Data for processing.
>>>>

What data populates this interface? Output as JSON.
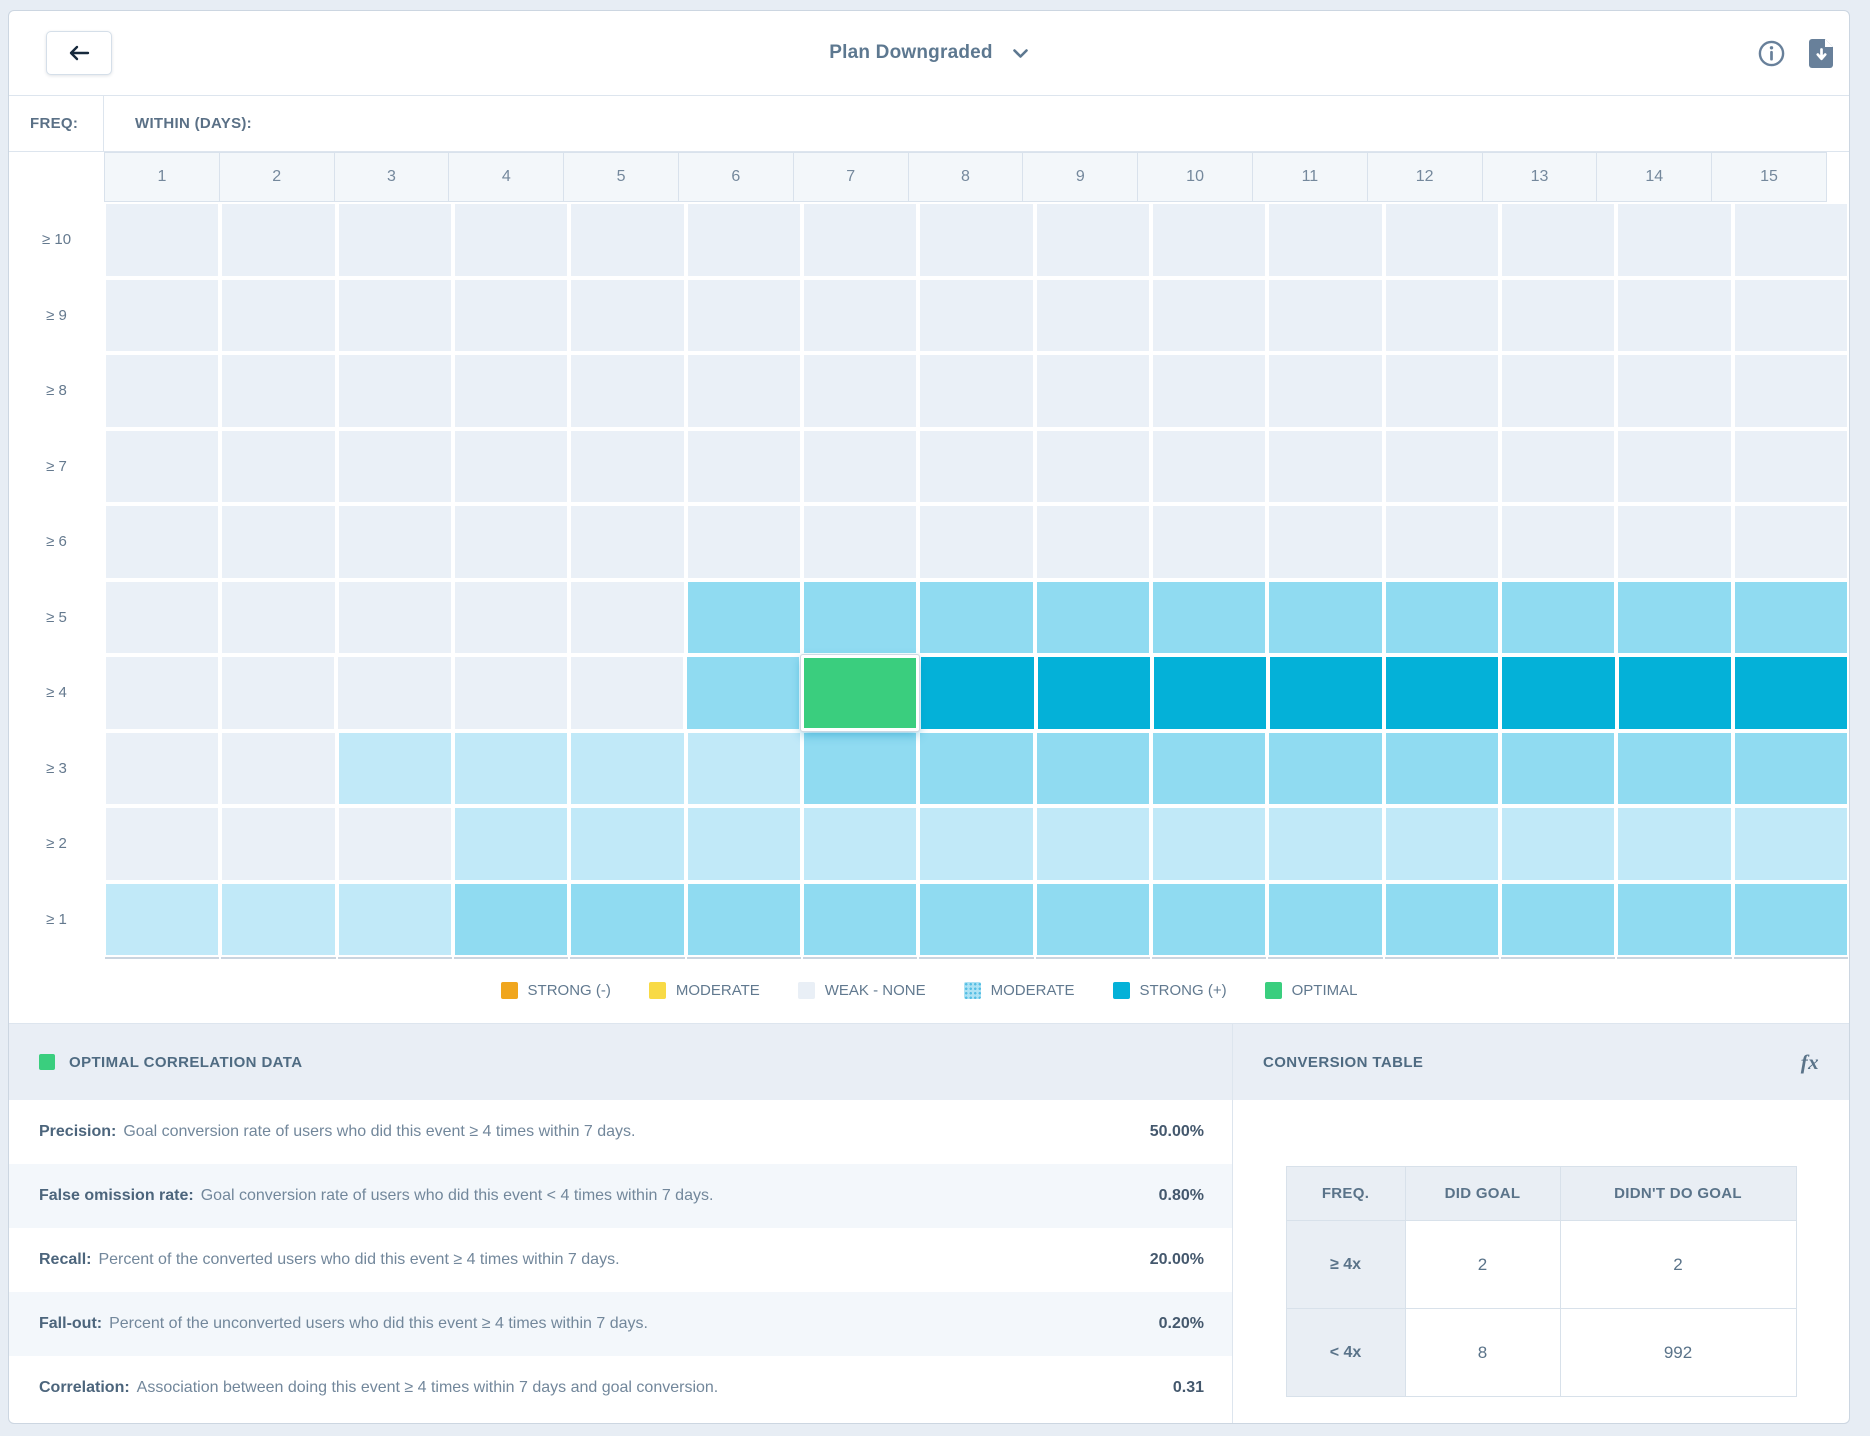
{
  "header": {
    "title": "Plan Downgraded"
  },
  "icons": {
    "back": "arrow-left",
    "title_caret": "chevron-down",
    "info": "info-circle",
    "download": "file-download",
    "fx": "formula"
  },
  "axis": {
    "freq_label": "FREQ:",
    "within_label": "WITHIN (DAYS):",
    "columns": [
      "1",
      "2",
      "3",
      "4",
      "5",
      "6",
      "7",
      "8",
      "9",
      "10",
      "11",
      "12",
      "13",
      "14",
      "15"
    ],
    "rows": [
      "≥ 10",
      "≥ 9",
      "≥ 8",
      "≥ 7",
      "≥ 6",
      "≥ 5",
      "≥ 4",
      "≥ 3",
      "≥ 2",
      "≥ 1"
    ]
  },
  "heatmap": {
    "palette": {
      "w": "#eaf0f7",
      "l": "#c1e9f8",
      "m": "#90dbf1",
      "s": "#04b1d8",
      "o": "#3ace7e"
    },
    "levels": {
      "w": "weak-none",
      "l": "weak-moderate",
      "m": "moderate-positive",
      "s": "strong-positive",
      "o": "optimal"
    },
    "cells": [
      [
        "w",
        "w",
        "w",
        "w",
        "w",
        "w",
        "w",
        "w",
        "w",
        "w",
        "w",
        "w",
        "w",
        "w",
        "w"
      ],
      [
        "w",
        "w",
        "w",
        "w",
        "w",
        "w",
        "w",
        "w",
        "w",
        "w",
        "w",
        "w",
        "w",
        "w",
        "w"
      ],
      [
        "w",
        "w",
        "w",
        "w",
        "w",
        "w",
        "w",
        "w",
        "w",
        "w",
        "w",
        "w",
        "w",
        "w",
        "w"
      ],
      [
        "w",
        "w",
        "w",
        "w",
        "w",
        "w",
        "w",
        "w",
        "w",
        "w",
        "w",
        "w",
        "w",
        "w",
        "w"
      ],
      [
        "w",
        "w",
        "w",
        "w",
        "w",
        "w",
        "w",
        "w",
        "w",
        "w",
        "w",
        "w",
        "w",
        "w",
        "w"
      ],
      [
        "w",
        "w",
        "w",
        "w",
        "w",
        "m",
        "m",
        "m",
        "m",
        "m",
        "m",
        "m",
        "m",
        "m",
        "m"
      ],
      [
        "w",
        "w",
        "w",
        "w",
        "w",
        "m",
        "o",
        "s",
        "s",
        "s",
        "s",
        "s",
        "s",
        "s",
        "s"
      ],
      [
        "w",
        "w",
        "l",
        "l",
        "l",
        "l",
        "m",
        "m",
        "m",
        "m",
        "m",
        "m",
        "m",
        "m",
        "m"
      ],
      [
        "w",
        "w",
        "w",
        "l",
        "l",
        "l",
        "l",
        "l",
        "l",
        "l",
        "l",
        "l",
        "l",
        "l",
        "l"
      ],
      [
        "l",
        "l",
        "l",
        "m",
        "m",
        "m",
        "m",
        "m",
        "m",
        "m",
        "m",
        "m",
        "m",
        "m",
        "m"
      ]
    ],
    "selected_cell": {
      "row": "≥ 4",
      "column": "7"
    }
  },
  "legend": {
    "items": [
      {
        "label": "STRONG (-)",
        "color": "#f0a61e",
        "style": "solid"
      },
      {
        "label": "MODERATE",
        "color": "#f8da45",
        "style": "solid"
      },
      {
        "label": "WEAK - NONE",
        "color": "#e9eff6",
        "style": "solid"
      },
      {
        "label": "MODERATE",
        "color": "#ade2f4",
        "style": "dotted"
      },
      {
        "label": "STRONG (+)",
        "color": "#04b1d8",
        "style": "solid"
      },
      {
        "label": "OPTIMAL",
        "color": "#3ace7e",
        "style": "solid"
      }
    ]
  },
  "optimal_panel": {
    "title": "OPTIMAL CORRELATION DATA",
    "swatch_color": "#3ace7e",
    "stats": [
      {
        "label": "Precision:",
        "desc": "Goal conversion rate of users who did this event ≥ 4 times within 7 days.",
        "value": "50.00%"
      },
      {
        "label": "False omission rate:",
        "desc": "Goal conversion rate of users who did this event < 4 times within 7 days.",
        "value": "0.80%"
      },
      {
        "label": "Recall:",
        "desc": "Percent of the converted users who did this event ≥ 4 times within 7 days.",
        "value": "20.00%"
      },
      {
        "label": "Fall-out:",
        "desc": "Percent of the unconverted users who did this event ≥ 4 times within 7 days.",
        "value": "0.20%"
      },
      {
        "label": "Correlation:",
        "desc": "Association between doing this event ≥ 4 times within 7 days and goal conversion.",
        "value": "0.31"
      }
    ]
  },
  "conversion_panel": {
    "title": "CONVERSION TABLE",
    "fx_label": "fx",
    "table": {
      "headers": [
        "FREQ.",
        "DID GOAL",
        "DIDN'T DO GOAL"
      ],
      "rows": [
        [
          "≥ 4x",
          "2",
          "2"
        ],
        [
          "< 4x",
          "8",
          "992"
        ]
      ]
    }
  }
}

<<<<

Prompt. Return each line exactly as written. Any picture gets left out.

Exercise output.
What data populates this interface? Output as JSON.
{
  "header": {
    "title": "Plan Downgraded"
  },
  "icons": {
    "back": "arrow-left",
    "title_caret": "chevron-down",
    "info": "info-circle",
    "download": "file-download",
    "fx": "formula"
  },
  "axis": {
    "freq_label": "FREQ:",
    "within_label": "WITHIN (DAYS):",
    "columns": [
      "1",
      "2",
      "3",
      "4",
      "5",
      "6",
      "7",
      "8",
      "9",
      "10",
      "11",
      "12",
      "13",
      "14",
      "15"
    ],
    "rows": [
      "≥ 10",
      "≥ 9",
      "≥ 8",
      "≥ 7",
      "≥ 6",
      "≥ 5",
      "≥ 4",
      "≥ 3",
      "≥ 2",
      "≥ 1"
    ]
  },
  "heatmap": {
    "palette": {
      "w": "#eaf0f7",
      "l": "#c1e9f8",
      "m": "#90dbf1",
      "s": "#04b1d8",
      "o": "#3ace7e"
    },
    "levels": {
      "w": "weak-none",
      "l": "weak-moderate",
      "m": "moderate-positive",
      "s": "strong-positive",
      "o": "optimal"
    },
    "cells": [
      [
        "w",
        "w",
        "w",
        "w",
        "w",
        "w",
        "w",
        "w",
        "w",
        "w",
        "w",
        "w",
        "w",
        "w",
        "w"
      ],
      [
        "w",
        "w",
        "w",
        "w",
        "w",
        "w",
        "w",
        "w",
        "w",
        "w",
        "w",
        "w",
        "w",
        "w",
        "w"
      ],
      [
        "w",
        "w",
        "w",
        "w",
        "w",
        "w",
        "w",
        "w",
        "w",
        "w",
        "w",
        "w",
        "w",
        "w",
        "w"
      ],
      [
        "w",
        "w",
        "w",
        "w",
        "w",
        "w",
        "w",
        "w",
        "w",
        "w",
        "w",
        "w",
        "w",
        "w",
        "w"
      ],
      [
        "w",
        "w",
        "w",
        "w",
        "w",
        "w",
        "w",
        "w",
        "w",
        "w",
        "w",
        "w",
        "w",
        "w",
        "w"
      ],
      [
        "w",
        "w",
        "w",
        "w",
        "w",
        "m",
        "m",
        "m",
        "m",
        "m",
        "m",
        "m",
        "m",
        "m",
        "m"
      ],
      [
        "w",
        "w",
        "w",
        "w",
        "w",
        "m",
        "o",
        "s",
        "s",
        "s",
        "s",
        "s",
        "s",
        "s",
        "s"
      ],
      [
        "w",
        "w",
        "l",
        "l",
        "l",
        "l",
        "m",
        "m",
        "m",
        "m",
        "m",
        "m",
        "m",
        "m",
        "m"
      ],
      [
        "w",
        "w",
        "w",
        "l",
        "l",
        "l",
        "l",
        "l",
        "l",
        "l",
        "l",
        "l",
        "l",
        "l",
        "l"
      ],
      [
        "l",
        "l",
        "l",
        "m",
        "m",
        "m",
        "m",
        "m",
        "m",
        "m",
        "m",
        "m",
        "m",
        "m",
        "m"
      ]
    ],
    "selected_cell": {
      "row": "≥ 4",
      "column": "7"
    }
  },
  "legend": {
    "items": [
      {
        "label": "STRONG (-)",
        "color": "#f0a61e",
        "style": "solid"
      },
      {
        "label": "MODERATE",
        "color": "#f8da45",
        "style": "solid"
      },
      {
        "label": "WEAK - NONE",
        "color": "#e9eff6",
        "style": "solid"
      },
      {
        "label": "MODERATE",
        "color": "#ade2f4",
        "style": "dotted"
      },
      {
        "label": "STRONG (+)",
        "color": "#04b1d8",
        "style": "solid"
      },
      {
        "label": "OPTIMAL",
        "color": "#3ace7e",
        "style": "solid"
      }
    ]
  },
  "optimal_panel": {
    "title": "OPTIMAL CORRELATION DATA",
    "swatch_color": "#3ace7e",
    "stats": [
      {
        "label": "Precision:",
        "desc": "Goal conversion rate of users who did this event ≥ 4 times within 7 days.",
        "value": "50.00%"
      },
      {
        "label": "False omission rate:",
        "desc": "Goal conversion rate of users who did this event < 4 times within 7 days.",
        "value": "0.80%"
      },
      {
        "label": "Recall:",
        "desc": "Percent of the converted users who did this event ≥ 4 times within 7 days.",
        "value": "20.00%"
      },
      {
        "label": "Fall-out:",
        "desc": "Percent of the unconverted users who did this event ≥ 4 times within 7 days.",
        "value": "0.20%"
      },
      {
        "label": "Correlation:",
        "desc": "Association between doing this event ≥ 4 times within 7 days and goal conversion.",
        "value": "0.31"
      }
    ]
  },
  "conversion_panel": {
    "title": "CONVERSION TABLE",
    "fx_label": "fx",
    "table": {
      "headers": [
        "FREQ.",
        "DID GOAL",
        "DIDN'T DO GOAL"
      ],
      "rows": [
        [
          "≥ 4x",
          "2",
          "2"
        ],
        [
          "< 4x",
          "8",
          "992"
        ]
      ]
    }
  }
}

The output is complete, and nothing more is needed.